(Collection entries)
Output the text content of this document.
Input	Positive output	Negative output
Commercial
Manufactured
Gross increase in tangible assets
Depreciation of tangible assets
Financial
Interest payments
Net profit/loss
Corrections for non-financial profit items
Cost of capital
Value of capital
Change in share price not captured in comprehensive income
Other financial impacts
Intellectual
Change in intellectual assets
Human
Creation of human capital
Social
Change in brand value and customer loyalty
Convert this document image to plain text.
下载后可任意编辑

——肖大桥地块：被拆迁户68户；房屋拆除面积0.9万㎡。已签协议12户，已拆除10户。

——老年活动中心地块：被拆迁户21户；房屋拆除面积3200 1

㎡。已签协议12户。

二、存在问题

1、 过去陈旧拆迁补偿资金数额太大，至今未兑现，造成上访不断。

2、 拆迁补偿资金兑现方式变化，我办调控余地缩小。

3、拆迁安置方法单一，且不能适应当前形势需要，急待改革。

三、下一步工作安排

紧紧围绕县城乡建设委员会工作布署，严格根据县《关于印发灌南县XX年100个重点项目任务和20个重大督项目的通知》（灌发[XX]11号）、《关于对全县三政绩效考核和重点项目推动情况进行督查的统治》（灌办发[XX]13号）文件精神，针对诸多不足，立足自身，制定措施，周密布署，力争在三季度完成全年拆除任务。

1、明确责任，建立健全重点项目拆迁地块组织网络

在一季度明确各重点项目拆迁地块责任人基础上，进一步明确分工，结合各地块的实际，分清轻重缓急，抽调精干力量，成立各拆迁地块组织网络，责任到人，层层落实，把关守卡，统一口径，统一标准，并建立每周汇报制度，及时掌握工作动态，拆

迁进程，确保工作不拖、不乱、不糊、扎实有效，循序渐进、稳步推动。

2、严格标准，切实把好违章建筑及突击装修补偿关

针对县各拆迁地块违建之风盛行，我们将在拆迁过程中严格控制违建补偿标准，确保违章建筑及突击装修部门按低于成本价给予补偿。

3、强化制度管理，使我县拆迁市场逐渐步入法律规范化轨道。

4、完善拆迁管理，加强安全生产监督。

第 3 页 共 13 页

Task details:
Copy exactly, word for word, the line with "Convert this document image to plain text." through the final line of the listing.

Finished answer:
Convert this document image to plain text.
下载后可任意编辑

——肖大桥地块：被拆迁户68户；房屋拆除面积0.9万㎡。已签协议12户，已拆除10户。

——老年活动中心地块：被拆迁户21户；房屋拆除面积3200 1

㎡。已签协议12户。

二、存在问题

1、 过去陈旧拆迁补偿资金数额太大，至今未兑现，造成上访不断。

2、 拆迁补偿资金兑现方式变化，我办调控余地缩小。

3、拆迁安置方法单一，且不能适应当前形势需要，急待改革。

三、下一步工作安排

紧紧围绕县城乡建设委员会工作布署，严格根据县《关于印发灌南县XX年100个重点项目任务和20个重大督项目的通知》（灌发[XX]11号）、《关于对全县三政绩效考核和重点项目推动情况进行督查的统治》（灌办发[XX]13号）文件精神，针对诸多不足，立足自身，制定措施，周密布署，力争在三季度完成全年拆除任务。

1、明确责任，建立健全重点项目拆迁地块组织网络

在一季度明确各重点项目拆迁地块责任人基础上，进一步明确分工，结合各地块的实际，分清轻重缓急，抽调精干力量，成立各拆迁地块组织网络，责任到人，层层落实，把关守卡，统一口径，统一标准，并建立每周汇报制度，及时掌握工作动态，拆

迁进程，确保工作不拖、不乱、不糊、扎实有效，循序渐进、稳步推动。

2、严格标准，切实把好违章建筑及突击装修补偿关

针对县各拆迁地块违建之风盛行，我们将在拆迁过程中严格控制违建补偿标准，确保违章建筑及突击装修部门按低于成本价给予补偿。

3、强化制度管理，使我县拆迁市场逐渐步入法律规范化轨道。

4、完善拆迁管理，加强安全生产监督。

第 3 页 共 13 页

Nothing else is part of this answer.